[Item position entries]
------------------------------------

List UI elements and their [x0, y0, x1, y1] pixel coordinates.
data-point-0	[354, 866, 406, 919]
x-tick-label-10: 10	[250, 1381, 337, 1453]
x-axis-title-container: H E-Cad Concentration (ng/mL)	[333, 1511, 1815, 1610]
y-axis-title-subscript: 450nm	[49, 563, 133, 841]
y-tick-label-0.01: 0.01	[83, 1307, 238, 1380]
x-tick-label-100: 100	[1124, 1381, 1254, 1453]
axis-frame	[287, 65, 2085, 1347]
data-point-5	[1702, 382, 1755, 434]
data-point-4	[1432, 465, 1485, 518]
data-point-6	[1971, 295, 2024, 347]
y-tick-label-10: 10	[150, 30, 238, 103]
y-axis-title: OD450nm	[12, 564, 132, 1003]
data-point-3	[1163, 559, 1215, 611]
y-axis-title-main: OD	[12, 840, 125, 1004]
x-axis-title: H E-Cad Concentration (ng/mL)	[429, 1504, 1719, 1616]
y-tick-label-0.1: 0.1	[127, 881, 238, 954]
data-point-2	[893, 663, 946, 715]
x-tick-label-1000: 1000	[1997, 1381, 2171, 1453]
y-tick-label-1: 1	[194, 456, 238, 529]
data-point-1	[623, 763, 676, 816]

------------------------------------

> [TASK DESCRIPTION]: Please copy out the material exactly, starting with its first line and continuing through the line with "65, 2085, 1347]", including both of those lines.

> [EXERCISE RESULT]:
List UI elements and their [x0, y0, x1, y1] pixel coordinates.
data-point-0	[354, 866, 406, 919]
x-tick-label-10: 10	[250, 1381, 337, 1453]
x-axis-title-container: H E-Cad Concentration (ng/mL)	[333, 1511, 1815, 1610]
y-axis-title-subscript: 450nm	[49, 563, 133, 841]
y-tick-label-0.01: 0.01	[83, 1307, 238, 1380]
x-tick-label-100: 100	[1124, 1381, 1254, 1453]
axis-frame	[287, 65, 2085, 1347]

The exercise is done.